═════ DATA PROVIDED

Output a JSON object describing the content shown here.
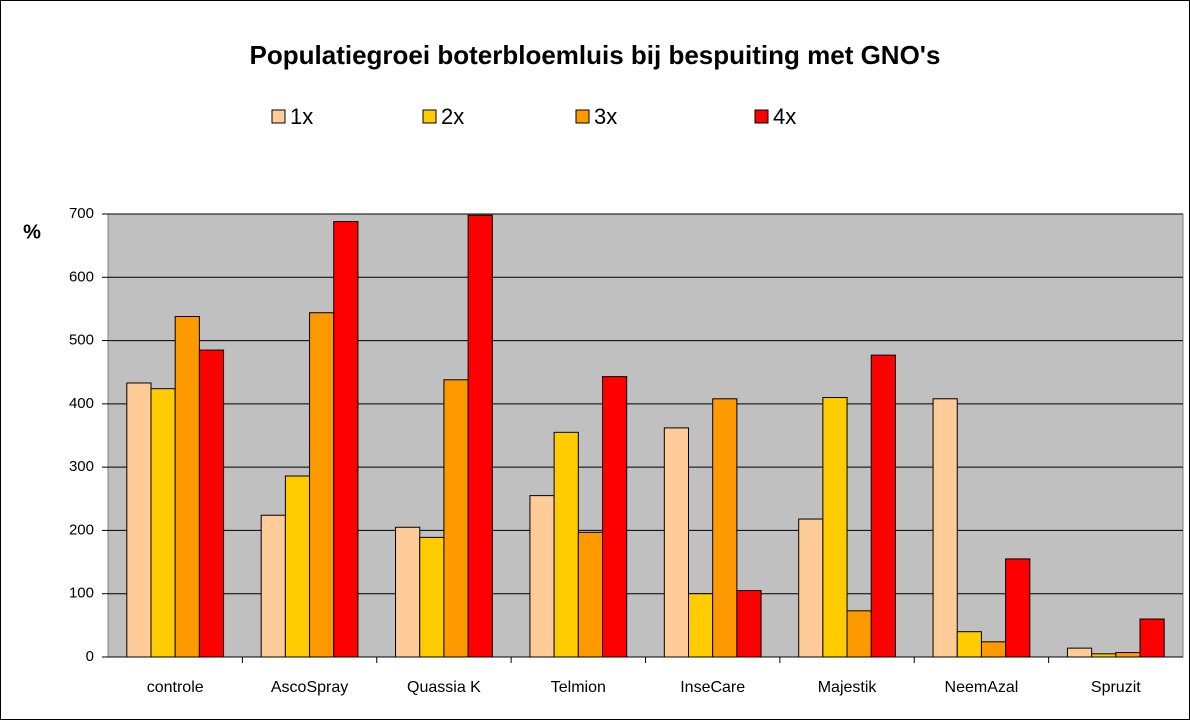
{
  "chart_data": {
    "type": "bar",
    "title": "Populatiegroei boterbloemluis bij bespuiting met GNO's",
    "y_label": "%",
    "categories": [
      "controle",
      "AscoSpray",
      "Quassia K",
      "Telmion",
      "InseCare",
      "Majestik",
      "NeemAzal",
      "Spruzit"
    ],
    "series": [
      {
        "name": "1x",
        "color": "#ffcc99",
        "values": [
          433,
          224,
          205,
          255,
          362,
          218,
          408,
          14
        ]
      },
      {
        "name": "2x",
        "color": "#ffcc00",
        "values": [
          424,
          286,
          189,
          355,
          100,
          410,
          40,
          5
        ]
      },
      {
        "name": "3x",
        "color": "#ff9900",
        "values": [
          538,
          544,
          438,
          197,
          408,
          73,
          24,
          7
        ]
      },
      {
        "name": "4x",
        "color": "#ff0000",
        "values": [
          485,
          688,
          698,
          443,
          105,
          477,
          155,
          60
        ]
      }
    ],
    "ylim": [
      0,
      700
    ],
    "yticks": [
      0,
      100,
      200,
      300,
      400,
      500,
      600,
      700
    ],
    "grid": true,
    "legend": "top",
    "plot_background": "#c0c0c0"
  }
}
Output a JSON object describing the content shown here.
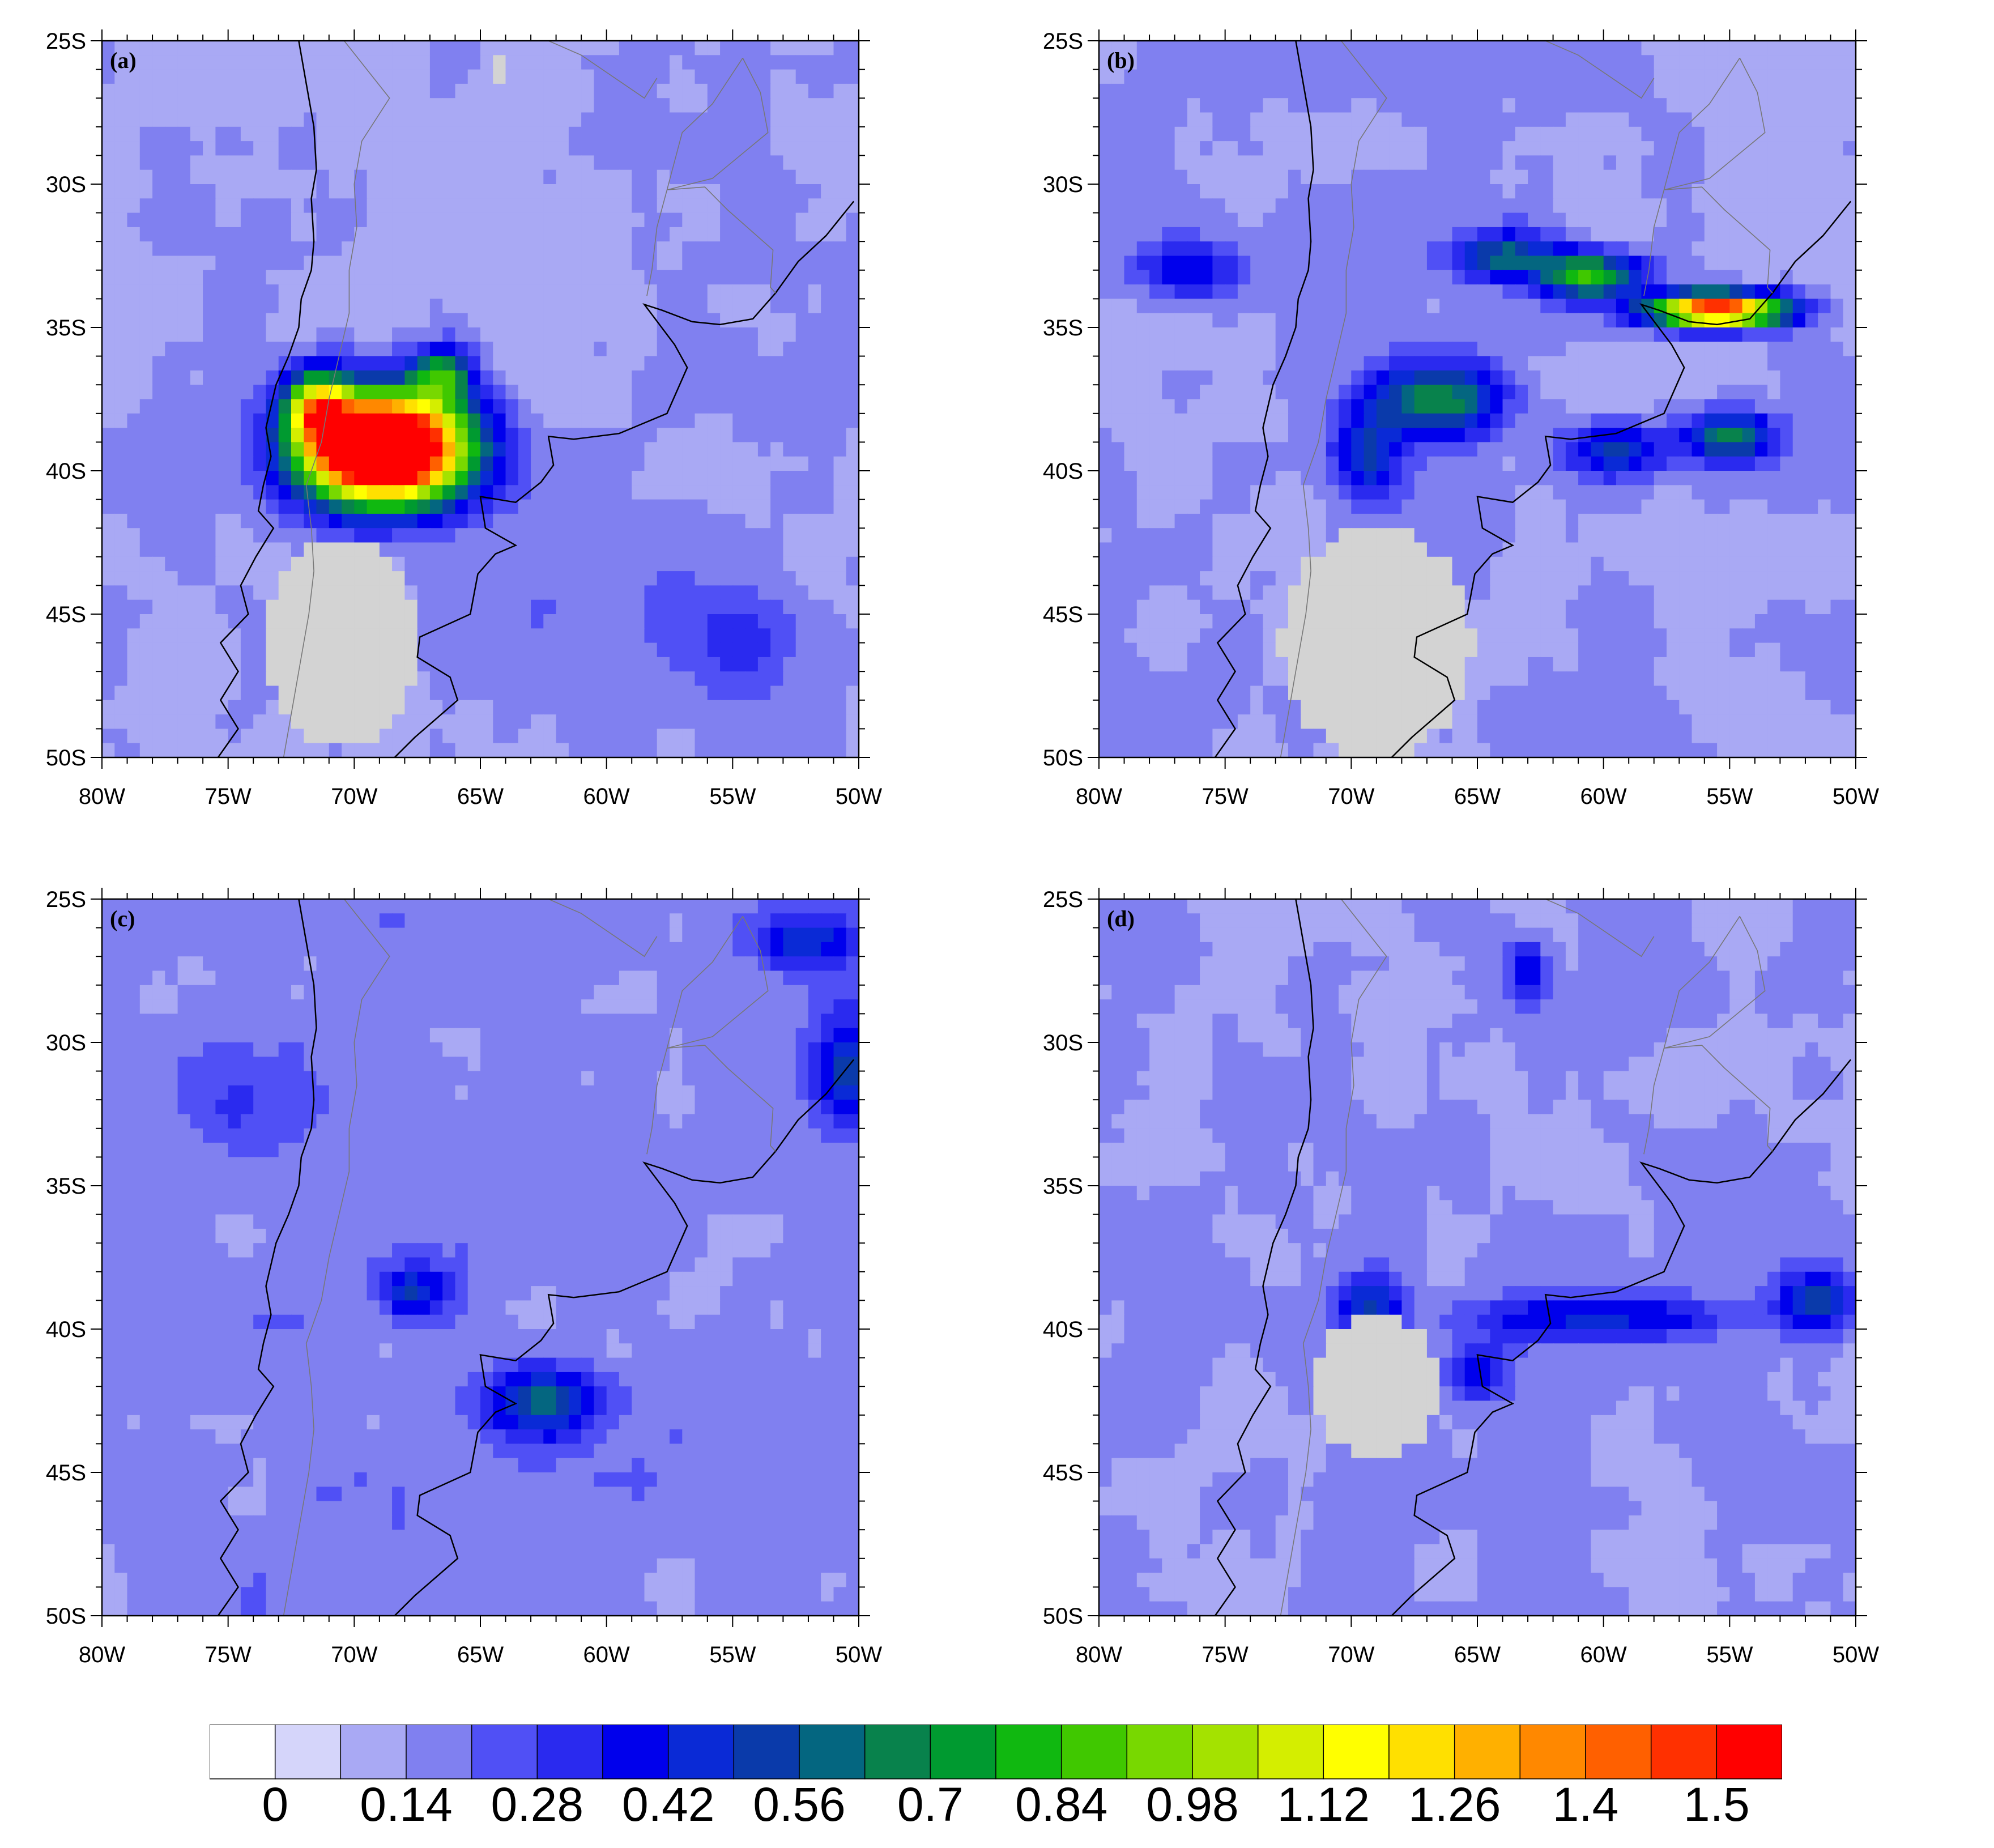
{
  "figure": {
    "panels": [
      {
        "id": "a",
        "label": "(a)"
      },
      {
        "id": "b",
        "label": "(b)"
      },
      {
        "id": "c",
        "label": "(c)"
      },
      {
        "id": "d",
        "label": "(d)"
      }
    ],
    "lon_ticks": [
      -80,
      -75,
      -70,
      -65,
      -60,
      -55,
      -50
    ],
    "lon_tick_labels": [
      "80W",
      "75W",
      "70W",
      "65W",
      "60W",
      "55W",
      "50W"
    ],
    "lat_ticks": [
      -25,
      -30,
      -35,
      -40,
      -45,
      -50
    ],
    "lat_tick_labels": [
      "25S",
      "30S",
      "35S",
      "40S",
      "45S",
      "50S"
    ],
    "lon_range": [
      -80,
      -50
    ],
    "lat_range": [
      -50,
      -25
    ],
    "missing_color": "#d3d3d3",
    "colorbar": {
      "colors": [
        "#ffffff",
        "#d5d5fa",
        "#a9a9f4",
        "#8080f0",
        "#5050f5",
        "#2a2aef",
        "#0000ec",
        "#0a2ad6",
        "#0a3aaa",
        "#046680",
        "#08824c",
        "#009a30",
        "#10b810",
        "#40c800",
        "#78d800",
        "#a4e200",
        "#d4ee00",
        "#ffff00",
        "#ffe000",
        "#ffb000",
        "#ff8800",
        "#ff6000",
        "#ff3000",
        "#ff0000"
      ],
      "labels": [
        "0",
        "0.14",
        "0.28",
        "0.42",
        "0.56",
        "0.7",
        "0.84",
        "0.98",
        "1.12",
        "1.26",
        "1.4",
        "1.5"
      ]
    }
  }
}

══════════

» **TO BE DONE**: Repeat the listing in full and exactly. Do not include any images.

» **COMPLETED TASK**:
Output a JSON object describing the content shown here.
{
  "chart_data": {
    "type": "bar",
    "title": "Populatiegroei boterbloemluis bij bespuiting met GNO's",
    "y_label": "%",
    "categories": [
      "controle",
      "AscoSpray",
      "Quassia K",
      "Telmion",
      "InseCare",
      "Majestik",
      "NeemAzal",
      "Spruzit"
    ],
    "series": [
      {
        "name": "1x",
        "color": "#ffcc99",
        "values": [
          433,
          224,
          205,
          255,
          362,
          218,
          408,
          14
        ]
      },
      {
        "name": "2x",
        "color": "#ffcc00",
        "values": [
          424,
          286,
          189,
          355,
          100,
          410,
          40,
          5
        ]
      },
      {
        "name": "3x",
        "color": "#ff9900",
        "values": [
          538,
          544,
          438,
          197,
          408,
          73,
          24,
          7
        ]
      },
      {
        "name": "4x",
        "color": "#ff0000",
        "values": [
          485,
          688,
          698,
          443,
          105,
          477,
          155,
          60
        ]
      }
    ],
    "ylim": [
      0,
      700
    ],
    "yticks": [
      0,
      100,
      200,
      300,
      400,
      500,
      600,
      700
    ],
    "grid": true,
    "legend": "top",
    "plot_background": "#c0c0c0"
  }
}
Output a JSON object describing the content shown here.
{
  "figure": {
    "panels": [
      {
        "id": "a",
        "label": "(a)"
      },
      {
        "id": "b",
        "label": "(b)"
      },
      {
        "id": "c",
        "label": "(c)"
      },
      {
        "id": "d",
        "label": "(d)"
      }
    ],
    "lon_ticks": [
      -80,
      -75,
      -70,
      -65,
      -60,
      -55,
      -50
    ],
    "lon_tick_labels": [
      "80W",
      "75W",
      "70W",
      "65W",
      "60W",
      "55W",
      "50W"
    ],
    "lat_ticks": [
      -25,
      -30,
      -35,
      -40,
      -45,
      -50
    ],
    "lat_tick_labels": [
      "25S",
      "30S",
      "35S",
      "40S",
      "45S",
      "50S"
    ],
    "lon_range": [
      -80,
      -50
    ],
    "lat_range": [
      -50,
      -25
    ],
    "missing_color": "#d3d3d3",
    "colorbar": {
      "colors": [
        "#ffffff",
        "#d5d5fa",
        "#a9a9f4",
        "#8080f0",
        "#5050f5",
        "#2a2aef",
        "#0000ec",
        "#0a2ad6",
        "#0a3aaa",
        "#046680",
        "#08824c",
        "#009a30",
        "#10b810",
        "#40c800",
        "#78d800",
        "#a4e200",
        "#d4ee00",
        "#ffff00",
        "#ffe000",
        "#ffb000",
        "#ff8800",
        "#ff6000",
        "#ff3000",
        "#ff0000"
      ],
      "labels": [
        "0",
        "0.14",
        "0.28",
        "0.42",
        "0.56",
        "0.7",
        "0.84",
        "0.98",
        "1.12",
        "1.26",
        "1.4",
        "1.5"
      ]
    }
  }
}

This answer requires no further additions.